= What the task requires =
Which lines hold the word "says"? Copy each of them from the material.

Items from a data source
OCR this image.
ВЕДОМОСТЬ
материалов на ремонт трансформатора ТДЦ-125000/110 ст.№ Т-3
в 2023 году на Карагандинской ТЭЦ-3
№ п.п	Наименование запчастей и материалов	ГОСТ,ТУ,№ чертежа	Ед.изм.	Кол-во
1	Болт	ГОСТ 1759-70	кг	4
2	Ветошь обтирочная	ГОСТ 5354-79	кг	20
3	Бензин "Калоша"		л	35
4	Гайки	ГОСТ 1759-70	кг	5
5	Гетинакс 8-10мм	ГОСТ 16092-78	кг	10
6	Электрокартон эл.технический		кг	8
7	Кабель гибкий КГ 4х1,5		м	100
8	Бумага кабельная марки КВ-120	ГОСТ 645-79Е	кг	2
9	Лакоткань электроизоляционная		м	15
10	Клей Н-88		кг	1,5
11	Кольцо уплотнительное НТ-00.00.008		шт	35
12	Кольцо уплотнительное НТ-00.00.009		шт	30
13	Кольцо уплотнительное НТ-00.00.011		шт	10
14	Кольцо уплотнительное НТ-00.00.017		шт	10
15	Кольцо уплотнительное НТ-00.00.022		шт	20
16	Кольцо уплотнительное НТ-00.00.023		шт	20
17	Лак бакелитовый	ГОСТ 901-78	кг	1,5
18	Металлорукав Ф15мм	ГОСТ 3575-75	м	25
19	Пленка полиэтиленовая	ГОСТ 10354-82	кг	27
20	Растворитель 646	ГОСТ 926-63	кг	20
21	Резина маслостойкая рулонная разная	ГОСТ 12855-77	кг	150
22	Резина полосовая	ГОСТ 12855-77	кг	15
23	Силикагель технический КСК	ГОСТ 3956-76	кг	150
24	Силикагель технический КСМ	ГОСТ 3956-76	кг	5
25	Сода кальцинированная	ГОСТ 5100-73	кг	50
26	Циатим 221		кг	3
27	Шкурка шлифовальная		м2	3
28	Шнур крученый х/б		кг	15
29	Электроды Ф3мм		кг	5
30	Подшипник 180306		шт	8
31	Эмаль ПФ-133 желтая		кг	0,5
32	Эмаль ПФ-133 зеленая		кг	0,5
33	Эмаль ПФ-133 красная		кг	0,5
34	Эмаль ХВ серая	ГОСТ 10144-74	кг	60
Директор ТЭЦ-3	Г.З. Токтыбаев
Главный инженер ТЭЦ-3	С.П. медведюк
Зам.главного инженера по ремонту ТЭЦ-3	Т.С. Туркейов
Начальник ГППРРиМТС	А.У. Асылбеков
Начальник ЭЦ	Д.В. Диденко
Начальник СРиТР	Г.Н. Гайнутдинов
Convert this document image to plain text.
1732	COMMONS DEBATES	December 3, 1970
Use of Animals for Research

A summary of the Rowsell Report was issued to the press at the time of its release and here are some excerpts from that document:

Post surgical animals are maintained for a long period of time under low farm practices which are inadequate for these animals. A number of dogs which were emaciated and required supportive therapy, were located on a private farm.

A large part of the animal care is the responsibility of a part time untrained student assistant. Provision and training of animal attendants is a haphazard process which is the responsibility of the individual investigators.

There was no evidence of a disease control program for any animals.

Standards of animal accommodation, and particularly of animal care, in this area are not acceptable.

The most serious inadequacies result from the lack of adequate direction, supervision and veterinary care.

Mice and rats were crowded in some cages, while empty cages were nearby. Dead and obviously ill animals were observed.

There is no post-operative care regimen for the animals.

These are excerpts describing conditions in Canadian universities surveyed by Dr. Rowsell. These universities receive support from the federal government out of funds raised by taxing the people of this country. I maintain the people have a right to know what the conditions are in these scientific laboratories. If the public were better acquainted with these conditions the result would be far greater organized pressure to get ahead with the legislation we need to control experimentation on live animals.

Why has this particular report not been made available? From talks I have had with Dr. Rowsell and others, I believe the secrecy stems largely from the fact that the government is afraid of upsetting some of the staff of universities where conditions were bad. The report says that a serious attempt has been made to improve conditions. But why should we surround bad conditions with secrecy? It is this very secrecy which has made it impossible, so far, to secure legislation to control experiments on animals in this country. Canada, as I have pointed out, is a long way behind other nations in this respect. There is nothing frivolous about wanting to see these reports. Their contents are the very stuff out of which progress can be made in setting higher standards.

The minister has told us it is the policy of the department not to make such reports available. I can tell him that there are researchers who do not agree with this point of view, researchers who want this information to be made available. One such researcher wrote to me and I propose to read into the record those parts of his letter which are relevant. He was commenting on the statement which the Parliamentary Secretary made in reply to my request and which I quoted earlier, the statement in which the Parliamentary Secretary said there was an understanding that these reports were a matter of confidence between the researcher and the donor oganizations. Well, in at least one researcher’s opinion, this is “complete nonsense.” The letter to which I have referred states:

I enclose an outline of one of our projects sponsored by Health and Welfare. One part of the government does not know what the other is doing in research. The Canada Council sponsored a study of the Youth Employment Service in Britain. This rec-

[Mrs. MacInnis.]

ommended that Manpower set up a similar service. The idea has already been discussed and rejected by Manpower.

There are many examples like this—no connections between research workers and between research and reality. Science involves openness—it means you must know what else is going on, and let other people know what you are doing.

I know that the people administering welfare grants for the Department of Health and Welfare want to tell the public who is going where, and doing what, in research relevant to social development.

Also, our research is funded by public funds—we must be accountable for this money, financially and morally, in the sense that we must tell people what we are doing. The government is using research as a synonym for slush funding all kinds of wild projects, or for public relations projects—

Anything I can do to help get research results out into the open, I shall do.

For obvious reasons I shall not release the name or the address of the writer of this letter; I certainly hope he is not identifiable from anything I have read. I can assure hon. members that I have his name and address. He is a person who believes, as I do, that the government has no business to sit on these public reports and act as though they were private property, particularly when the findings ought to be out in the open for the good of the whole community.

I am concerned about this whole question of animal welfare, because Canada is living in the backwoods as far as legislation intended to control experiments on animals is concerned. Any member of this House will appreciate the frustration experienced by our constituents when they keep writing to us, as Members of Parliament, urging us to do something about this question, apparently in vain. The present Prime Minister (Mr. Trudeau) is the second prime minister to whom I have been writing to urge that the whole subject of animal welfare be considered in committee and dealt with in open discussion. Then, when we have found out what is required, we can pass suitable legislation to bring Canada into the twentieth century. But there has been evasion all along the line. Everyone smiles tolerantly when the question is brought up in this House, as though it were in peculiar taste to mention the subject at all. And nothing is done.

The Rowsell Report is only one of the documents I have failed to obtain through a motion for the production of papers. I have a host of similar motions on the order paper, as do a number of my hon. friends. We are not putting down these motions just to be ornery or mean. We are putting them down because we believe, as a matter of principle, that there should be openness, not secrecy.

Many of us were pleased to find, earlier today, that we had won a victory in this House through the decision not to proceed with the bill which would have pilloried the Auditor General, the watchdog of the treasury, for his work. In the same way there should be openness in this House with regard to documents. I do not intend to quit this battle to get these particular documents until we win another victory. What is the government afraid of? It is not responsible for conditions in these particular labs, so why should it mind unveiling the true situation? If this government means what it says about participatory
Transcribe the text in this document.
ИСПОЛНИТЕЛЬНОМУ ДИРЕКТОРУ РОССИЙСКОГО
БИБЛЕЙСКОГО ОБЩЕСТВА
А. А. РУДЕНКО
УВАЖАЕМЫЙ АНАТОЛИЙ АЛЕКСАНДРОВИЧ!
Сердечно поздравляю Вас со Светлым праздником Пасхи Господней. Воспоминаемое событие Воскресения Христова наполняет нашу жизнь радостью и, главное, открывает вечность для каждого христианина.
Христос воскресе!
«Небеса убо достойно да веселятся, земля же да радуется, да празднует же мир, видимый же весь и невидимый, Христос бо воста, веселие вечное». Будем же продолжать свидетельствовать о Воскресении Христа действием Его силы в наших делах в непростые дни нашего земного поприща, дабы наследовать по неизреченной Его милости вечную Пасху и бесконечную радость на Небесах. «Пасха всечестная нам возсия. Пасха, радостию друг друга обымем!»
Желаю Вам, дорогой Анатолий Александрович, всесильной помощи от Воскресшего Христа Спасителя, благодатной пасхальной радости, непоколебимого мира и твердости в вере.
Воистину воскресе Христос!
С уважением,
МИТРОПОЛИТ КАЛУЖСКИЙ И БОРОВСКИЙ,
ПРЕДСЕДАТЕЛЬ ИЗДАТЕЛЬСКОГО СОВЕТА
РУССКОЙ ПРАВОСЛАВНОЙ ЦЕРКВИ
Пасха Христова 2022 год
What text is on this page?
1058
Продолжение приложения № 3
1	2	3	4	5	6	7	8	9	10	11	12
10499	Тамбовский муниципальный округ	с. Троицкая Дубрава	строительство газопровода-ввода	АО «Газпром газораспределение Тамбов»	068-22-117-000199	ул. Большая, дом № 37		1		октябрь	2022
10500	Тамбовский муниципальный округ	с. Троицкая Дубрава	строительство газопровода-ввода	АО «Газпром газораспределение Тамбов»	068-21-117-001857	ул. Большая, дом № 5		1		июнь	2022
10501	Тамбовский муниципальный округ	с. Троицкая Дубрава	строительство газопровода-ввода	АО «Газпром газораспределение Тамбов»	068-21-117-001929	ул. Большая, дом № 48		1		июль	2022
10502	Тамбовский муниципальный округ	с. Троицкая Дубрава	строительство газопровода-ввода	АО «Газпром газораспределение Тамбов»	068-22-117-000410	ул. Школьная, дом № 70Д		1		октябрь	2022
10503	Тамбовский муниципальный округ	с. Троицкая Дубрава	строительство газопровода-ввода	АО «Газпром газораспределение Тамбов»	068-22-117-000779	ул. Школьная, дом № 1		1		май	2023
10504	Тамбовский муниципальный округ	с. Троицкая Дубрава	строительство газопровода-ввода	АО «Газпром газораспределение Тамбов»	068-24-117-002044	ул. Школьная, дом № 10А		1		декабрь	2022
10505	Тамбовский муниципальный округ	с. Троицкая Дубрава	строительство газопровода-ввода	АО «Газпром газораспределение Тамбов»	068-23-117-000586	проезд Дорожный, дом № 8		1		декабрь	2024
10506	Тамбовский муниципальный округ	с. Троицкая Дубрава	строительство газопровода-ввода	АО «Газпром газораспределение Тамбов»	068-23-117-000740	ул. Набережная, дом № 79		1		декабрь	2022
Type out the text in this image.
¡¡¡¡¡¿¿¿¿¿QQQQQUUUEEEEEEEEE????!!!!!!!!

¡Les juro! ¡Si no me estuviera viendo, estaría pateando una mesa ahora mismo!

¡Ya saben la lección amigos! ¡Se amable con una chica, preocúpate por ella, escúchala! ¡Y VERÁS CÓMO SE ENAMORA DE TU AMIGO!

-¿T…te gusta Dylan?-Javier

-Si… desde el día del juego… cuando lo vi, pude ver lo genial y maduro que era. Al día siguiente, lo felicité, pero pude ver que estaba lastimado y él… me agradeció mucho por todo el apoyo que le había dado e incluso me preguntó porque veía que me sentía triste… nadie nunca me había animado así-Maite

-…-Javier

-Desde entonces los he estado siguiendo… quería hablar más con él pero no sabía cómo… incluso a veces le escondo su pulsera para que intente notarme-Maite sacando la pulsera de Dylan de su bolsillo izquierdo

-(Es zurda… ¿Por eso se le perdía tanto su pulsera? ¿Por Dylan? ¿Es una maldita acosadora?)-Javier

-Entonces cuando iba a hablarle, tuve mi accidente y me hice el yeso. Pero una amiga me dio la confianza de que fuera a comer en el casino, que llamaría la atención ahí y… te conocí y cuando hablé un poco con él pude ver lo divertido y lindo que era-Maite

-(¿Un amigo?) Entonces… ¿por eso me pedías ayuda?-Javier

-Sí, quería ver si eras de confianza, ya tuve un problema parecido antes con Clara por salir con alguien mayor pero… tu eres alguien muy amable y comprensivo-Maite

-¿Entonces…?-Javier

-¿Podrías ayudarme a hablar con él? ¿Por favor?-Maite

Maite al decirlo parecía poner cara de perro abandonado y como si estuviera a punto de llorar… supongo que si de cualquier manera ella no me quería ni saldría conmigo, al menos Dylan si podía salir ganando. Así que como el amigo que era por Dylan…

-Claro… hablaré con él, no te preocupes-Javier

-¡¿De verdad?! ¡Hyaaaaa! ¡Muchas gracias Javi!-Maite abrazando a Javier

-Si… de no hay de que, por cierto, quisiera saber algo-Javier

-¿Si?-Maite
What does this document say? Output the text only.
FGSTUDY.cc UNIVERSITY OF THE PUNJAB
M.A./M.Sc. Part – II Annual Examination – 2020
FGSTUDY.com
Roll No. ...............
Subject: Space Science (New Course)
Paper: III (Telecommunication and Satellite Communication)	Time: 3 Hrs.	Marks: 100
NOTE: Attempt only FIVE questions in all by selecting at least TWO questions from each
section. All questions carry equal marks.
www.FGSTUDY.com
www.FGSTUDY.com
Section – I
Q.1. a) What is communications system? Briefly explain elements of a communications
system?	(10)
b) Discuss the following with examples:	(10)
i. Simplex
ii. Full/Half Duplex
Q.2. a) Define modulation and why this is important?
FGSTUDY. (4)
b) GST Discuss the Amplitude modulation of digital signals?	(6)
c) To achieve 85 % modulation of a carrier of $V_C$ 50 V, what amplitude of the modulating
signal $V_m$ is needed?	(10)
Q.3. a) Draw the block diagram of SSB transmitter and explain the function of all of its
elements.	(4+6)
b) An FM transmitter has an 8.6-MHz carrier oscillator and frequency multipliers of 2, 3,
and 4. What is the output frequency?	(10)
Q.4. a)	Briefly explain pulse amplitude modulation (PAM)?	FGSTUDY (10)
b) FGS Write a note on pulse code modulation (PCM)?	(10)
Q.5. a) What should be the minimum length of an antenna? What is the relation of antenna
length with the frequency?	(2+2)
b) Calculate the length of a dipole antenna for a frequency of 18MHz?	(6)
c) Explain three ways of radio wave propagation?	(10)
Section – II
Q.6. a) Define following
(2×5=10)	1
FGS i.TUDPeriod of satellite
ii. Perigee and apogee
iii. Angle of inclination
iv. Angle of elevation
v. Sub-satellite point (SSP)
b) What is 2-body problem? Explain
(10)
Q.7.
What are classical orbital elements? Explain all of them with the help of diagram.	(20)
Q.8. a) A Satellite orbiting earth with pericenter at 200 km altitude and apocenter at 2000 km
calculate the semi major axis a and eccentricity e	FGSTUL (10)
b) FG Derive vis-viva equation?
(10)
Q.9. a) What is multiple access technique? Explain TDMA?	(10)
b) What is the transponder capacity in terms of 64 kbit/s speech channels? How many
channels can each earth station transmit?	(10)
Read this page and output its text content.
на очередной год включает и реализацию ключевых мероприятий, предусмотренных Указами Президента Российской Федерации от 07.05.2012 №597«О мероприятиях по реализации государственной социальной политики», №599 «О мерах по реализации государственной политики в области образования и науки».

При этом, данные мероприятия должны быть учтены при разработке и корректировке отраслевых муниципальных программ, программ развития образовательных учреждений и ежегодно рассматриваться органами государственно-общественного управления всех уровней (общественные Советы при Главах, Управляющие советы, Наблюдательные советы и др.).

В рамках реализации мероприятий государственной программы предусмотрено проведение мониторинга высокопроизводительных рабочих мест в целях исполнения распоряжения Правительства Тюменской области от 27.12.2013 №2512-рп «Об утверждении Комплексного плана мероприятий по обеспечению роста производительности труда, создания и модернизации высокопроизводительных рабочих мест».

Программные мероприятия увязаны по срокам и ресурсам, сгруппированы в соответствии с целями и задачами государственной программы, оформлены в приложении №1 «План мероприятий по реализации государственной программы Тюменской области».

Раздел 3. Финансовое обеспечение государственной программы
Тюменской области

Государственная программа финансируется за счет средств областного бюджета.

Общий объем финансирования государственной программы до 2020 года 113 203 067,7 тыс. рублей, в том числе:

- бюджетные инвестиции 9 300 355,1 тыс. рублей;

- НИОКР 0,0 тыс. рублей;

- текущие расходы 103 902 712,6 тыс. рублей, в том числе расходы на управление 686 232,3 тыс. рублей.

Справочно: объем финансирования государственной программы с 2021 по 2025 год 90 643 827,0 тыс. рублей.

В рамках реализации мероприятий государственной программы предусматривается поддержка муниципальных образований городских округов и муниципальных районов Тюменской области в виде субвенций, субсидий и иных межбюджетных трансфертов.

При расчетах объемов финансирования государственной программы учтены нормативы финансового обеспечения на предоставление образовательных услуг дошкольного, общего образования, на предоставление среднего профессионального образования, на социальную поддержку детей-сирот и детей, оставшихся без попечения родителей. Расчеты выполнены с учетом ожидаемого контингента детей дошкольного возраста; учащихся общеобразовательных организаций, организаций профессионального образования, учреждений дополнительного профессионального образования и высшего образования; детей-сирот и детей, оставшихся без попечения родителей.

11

= Response =
Why has this particular report not been made available? From talks I have had with Dr. Rowsell and others, I believe the secrecy stems largely from the fact that the government is afraid of upsetting some of the staff of universities where conditions were bad. The report says that a serious attempt has been made to improve conditions. But why should we surround bad conditions with secrecy? It is this very secrecy which has made it impossible, so far, to secure legislation to control experiments on animals in this country. Canada, as I have pointed out, is a long way behind other nations in this respect. There is nothing frivolous about wanting to see these reports. Their contents are the very stuff out of which progress can be made in setting higher standards.
Many of us were pleased to find, earlier today, that we had won a victory in this House through the decision not to proceed with the bill which would have pilloried the Auditor General, the watchdog of the treasury, for his work. In the same way there should be openness in this House with regard to documents. I do not intend to quit this battle to get these particular documents until we win another victory. What is the government afraid of? It is not responsible for conditions in these particular labs, so why should it mind unveiling the true situation? If this government means what it says about participatory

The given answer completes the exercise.